Set task :: Leave out any pictures and transcribe all other data below exactly.

## BEGIN The input

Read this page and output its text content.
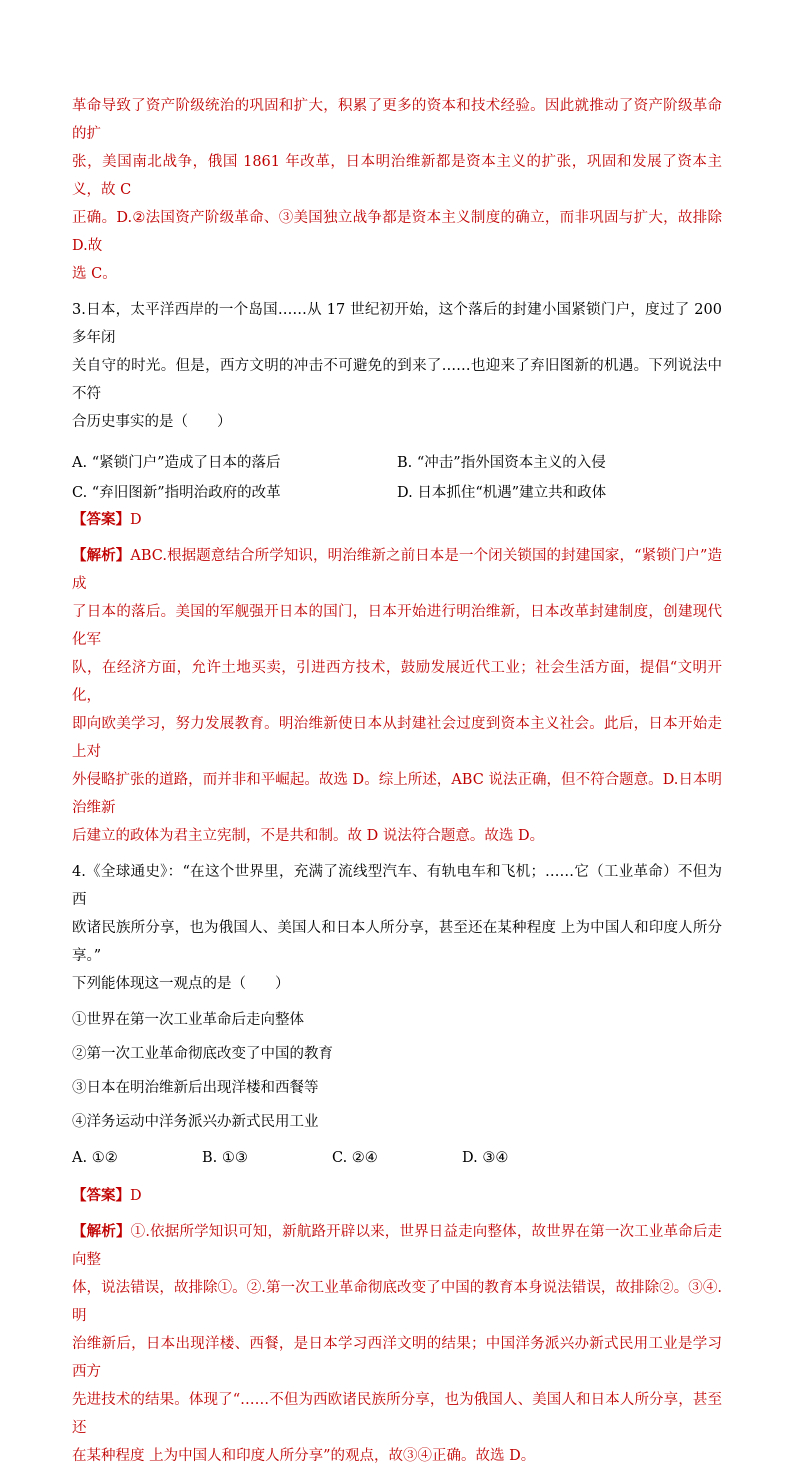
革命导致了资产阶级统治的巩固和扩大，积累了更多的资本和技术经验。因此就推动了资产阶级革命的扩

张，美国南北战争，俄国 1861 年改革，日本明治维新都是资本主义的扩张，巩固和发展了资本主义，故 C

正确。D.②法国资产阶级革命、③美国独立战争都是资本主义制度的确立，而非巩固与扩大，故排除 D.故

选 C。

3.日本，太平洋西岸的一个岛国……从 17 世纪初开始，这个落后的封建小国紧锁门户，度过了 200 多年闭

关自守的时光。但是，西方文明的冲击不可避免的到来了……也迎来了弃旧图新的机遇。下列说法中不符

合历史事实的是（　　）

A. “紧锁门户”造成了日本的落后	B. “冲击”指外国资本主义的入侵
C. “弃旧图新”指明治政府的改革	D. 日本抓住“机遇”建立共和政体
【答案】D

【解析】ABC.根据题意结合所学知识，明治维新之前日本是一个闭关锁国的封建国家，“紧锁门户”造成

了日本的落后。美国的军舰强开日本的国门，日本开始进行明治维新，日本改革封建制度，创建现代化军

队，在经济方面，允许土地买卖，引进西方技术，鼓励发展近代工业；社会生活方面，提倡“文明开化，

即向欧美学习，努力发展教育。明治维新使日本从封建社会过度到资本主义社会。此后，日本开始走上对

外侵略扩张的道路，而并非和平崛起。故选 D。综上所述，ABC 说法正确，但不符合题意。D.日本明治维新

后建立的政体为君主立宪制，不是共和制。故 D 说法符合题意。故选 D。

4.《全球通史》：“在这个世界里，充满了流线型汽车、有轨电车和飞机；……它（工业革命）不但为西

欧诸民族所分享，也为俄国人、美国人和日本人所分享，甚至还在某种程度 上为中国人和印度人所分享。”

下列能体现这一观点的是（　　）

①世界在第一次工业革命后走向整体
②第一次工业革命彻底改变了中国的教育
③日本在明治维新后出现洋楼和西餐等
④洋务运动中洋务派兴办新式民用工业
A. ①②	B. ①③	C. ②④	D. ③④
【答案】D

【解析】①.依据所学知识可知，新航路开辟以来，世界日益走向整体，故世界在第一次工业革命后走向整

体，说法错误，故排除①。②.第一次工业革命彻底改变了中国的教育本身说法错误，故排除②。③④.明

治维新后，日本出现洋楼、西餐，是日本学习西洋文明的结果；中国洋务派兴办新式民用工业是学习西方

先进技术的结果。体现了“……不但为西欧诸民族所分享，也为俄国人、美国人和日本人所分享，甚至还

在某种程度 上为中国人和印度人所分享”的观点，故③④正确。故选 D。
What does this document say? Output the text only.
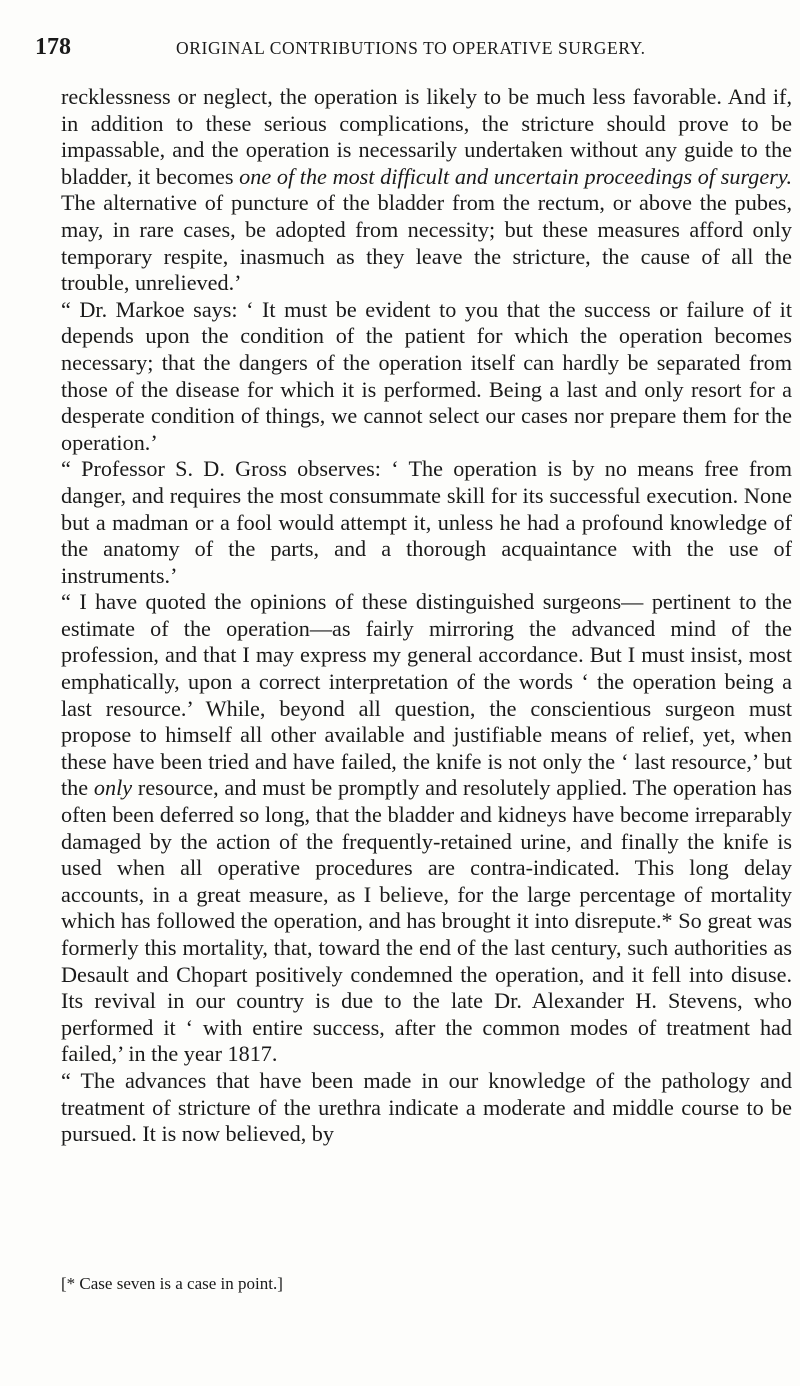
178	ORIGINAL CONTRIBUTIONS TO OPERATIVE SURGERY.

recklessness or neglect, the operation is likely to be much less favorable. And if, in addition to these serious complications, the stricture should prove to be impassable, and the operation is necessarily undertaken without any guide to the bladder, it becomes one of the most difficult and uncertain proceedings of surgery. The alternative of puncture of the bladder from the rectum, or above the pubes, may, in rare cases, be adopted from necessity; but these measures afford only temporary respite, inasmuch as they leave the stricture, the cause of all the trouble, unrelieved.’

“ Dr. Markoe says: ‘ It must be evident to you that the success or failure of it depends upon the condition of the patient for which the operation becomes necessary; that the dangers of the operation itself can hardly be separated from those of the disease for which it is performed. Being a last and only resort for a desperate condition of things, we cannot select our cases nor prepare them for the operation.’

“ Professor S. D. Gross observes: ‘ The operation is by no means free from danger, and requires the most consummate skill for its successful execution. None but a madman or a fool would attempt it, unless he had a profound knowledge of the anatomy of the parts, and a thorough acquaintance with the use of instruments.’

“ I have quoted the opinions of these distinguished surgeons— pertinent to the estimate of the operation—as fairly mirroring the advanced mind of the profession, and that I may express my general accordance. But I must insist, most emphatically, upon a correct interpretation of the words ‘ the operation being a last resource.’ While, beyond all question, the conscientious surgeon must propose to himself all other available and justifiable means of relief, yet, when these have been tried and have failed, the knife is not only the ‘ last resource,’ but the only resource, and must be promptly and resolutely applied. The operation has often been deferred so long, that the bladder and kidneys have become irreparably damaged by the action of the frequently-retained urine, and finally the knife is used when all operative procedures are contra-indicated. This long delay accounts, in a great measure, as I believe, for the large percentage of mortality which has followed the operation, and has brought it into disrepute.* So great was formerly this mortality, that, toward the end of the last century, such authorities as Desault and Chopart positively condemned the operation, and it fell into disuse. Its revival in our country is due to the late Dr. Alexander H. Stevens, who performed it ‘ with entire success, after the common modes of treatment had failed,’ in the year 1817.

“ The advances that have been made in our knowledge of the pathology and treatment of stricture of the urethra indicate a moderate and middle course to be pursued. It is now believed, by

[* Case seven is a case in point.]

## END The input

Final answer ::
Read this page and output its text content.
革命导致了资产阶级统治的巩固和扩大，积累了更多的资本和技术经验。因此就推动了资产阶级革命的扩

张，美国南北战争，俄国 1861 年改革，日本明治维新都是资本主义的扩张，巩固和发展了资本主义，故 C

正确。D.②法国资产阶级革命、③美国独立战争都是资本主义制度的确立，而非巩固与扩大，故排除 D.故

选 C。

3.日本，太平洋西岸的一个岛国……从 17 世纪初开始，这个落后的封建小国紧锁门户，度过了 200 多年闭

关自守的时光。但是，西方文明的冲击不可避免的到来了……也迎来了弃旧图新的机遇。下列说法中不符

合历史事实的是（　　）

A. “紧锁门户”造成了日本的落后	B. “冲击”指外国资本主义的入侵
C. “弃旧图新”指明治政府的改革	D. 日本抓住“机遇”建立共和政体
【答案】D

【解析】ABC.根据题意结合所学知识，明治维新之前日本是一个闭关锁国的封建国家，“紧锁门户”造成

了日本的落后。美国的军舰强开日本的国门，日本开始进行明治维新，日本改革封建制度，创建现代化军

队，在经济方面，允许土地买卖，引进西方技术，鼓励发展近代工业；社会生活方面，提倡“文明开化，

即向欧美学习，努力发展教育。明治维新使日本从封建社会过度到资本主义社会。此后，日本开始走上对

外侵略扩张的道路，而并非和平崛起。故选 D。综上所述，ABC 说法正确，但不符合题意。D.日本明治维新

后建立的政体为君主立宪制，不是共和制。故 D 说法符合题意。故选 D。

4.《全球通史》：“在这个世界里，充满了流线型汽车、有轨电车和飞机；……它（工业革命）不但为西

欧诸民族所分享，也为俄国人、美国人和日本人所分享，甚至还在某种程度 上为中国人和印度人所分享。”

下列能体现这一观点的是（　　）

①世界在第一次工业革命后走向整体
②第一次工业革命彻底改变了中国的教育
③日本在明治维新后出现洋楼和西餐等
④洋务运动中洋务派兴办新式民用工业
A. ①②	B. ①③	C. ②④	D. ③④
【答案】D

【解析】①.依据所学知识可知，新航路开辟以来，世界日益走向整体，故世界在第一次工业革命后走向整

体，说法错误，故排除①。②.第一次工业革命彻底改变了中国的教育本身说法错误，故排除②。③④.明

治维新后，日本出现洋楼、西餐，是日本学习西洋文明的结果；中国洋务派兴办新式民用工业是学习西方

先进技术的结果。体现了“……不但为西欧诸民族所分享，也为俄国人、美国人和日本人所分享，甚至还

在某种程度 上为中国人和印度人所分享”的观点，故③④正确。故选 D。
What does this document say? Output the text only.
178	ORIGINAL CONTRIBUTIONS TO OPERATIVE SURGERY.

recklessness or neglect, the operation is likely to be much less favorable. And if, in addition to these serious complications, the stricture should prove to be impassable, and the operation is necessarily undertaken without any guide to the bladder, it becomes one of the most difficult and uncertain proceedings of surgery. The alternative of puncture of the bladder from the rectum, or above the pubes, may, in rare cases, be adopted from necessity; but these measures afford only temporary respite, inasmuch as they leave the stricture, the cause of all the trouble, unrelieved.’

“ Dr. Markoe says: ‘ It must be evident to you that the success or failure of it depends upon the condition of the patient for which the operation becomes necessary; that the dangers of the operation itself can hardly be separated from those of the disease for which it is performed. Being a last and only resort for a desperate condition of things, we cannot select our cases nor prepare them for the operation.’

“ Professor S. D. Gross observes: ‘ The operation is by no means free from danger, and requires the most consummate skill for its successful execution. None but a madman or a fool would attempt it, unless he had a profound knowledge of the anatomy of the parts, and a thorough acquaintance with the use of instruments.’

“ I have quoted the opinions of these distinguished surgeons— pertinent to the estimate of the operation—as fairly mirroring the advanced mind of the profession, and that I may express my general accordance. But I must insist, most emphatically, upon a correct interpretation of the words ‘ the operation being a last resource.’ While, beyond all question, the conscientious surgeon must propose to himself all other available and justifiable means of relief, yet, when these have been tried and have failed, the knife is not only the ‘ last resource,’ but the only resource, and must be promptly and resolutely applied. The operation has often been deferred so long, that the bladder and kidneys have become irreparably damaged by the action of the frequently-retained urine, and finally the knife is used when all operative procedures are contra-indicated. This long delay accounts, in a great measure, as I believe, for the large percentage of mortality which has followed the operation, and has brought it into disrepute.* So great was formerly this mortality, that, toward the end of the last century, such authorities as Desault and Chopart positively condemned the operation, and it fell into disuse. Its revival in our country is due to the late Dr. Alexander H. Stevens, who performed it ‘ with entire success, after the common modes of treatment had failed,’ in the year 1817.

“ The advances that have been made in our knowledge of the pathology and treatment of stricture of the urethra indicate a moderate and middle course to be pursued. It is now believed, by

[* Case seven is a case in point.]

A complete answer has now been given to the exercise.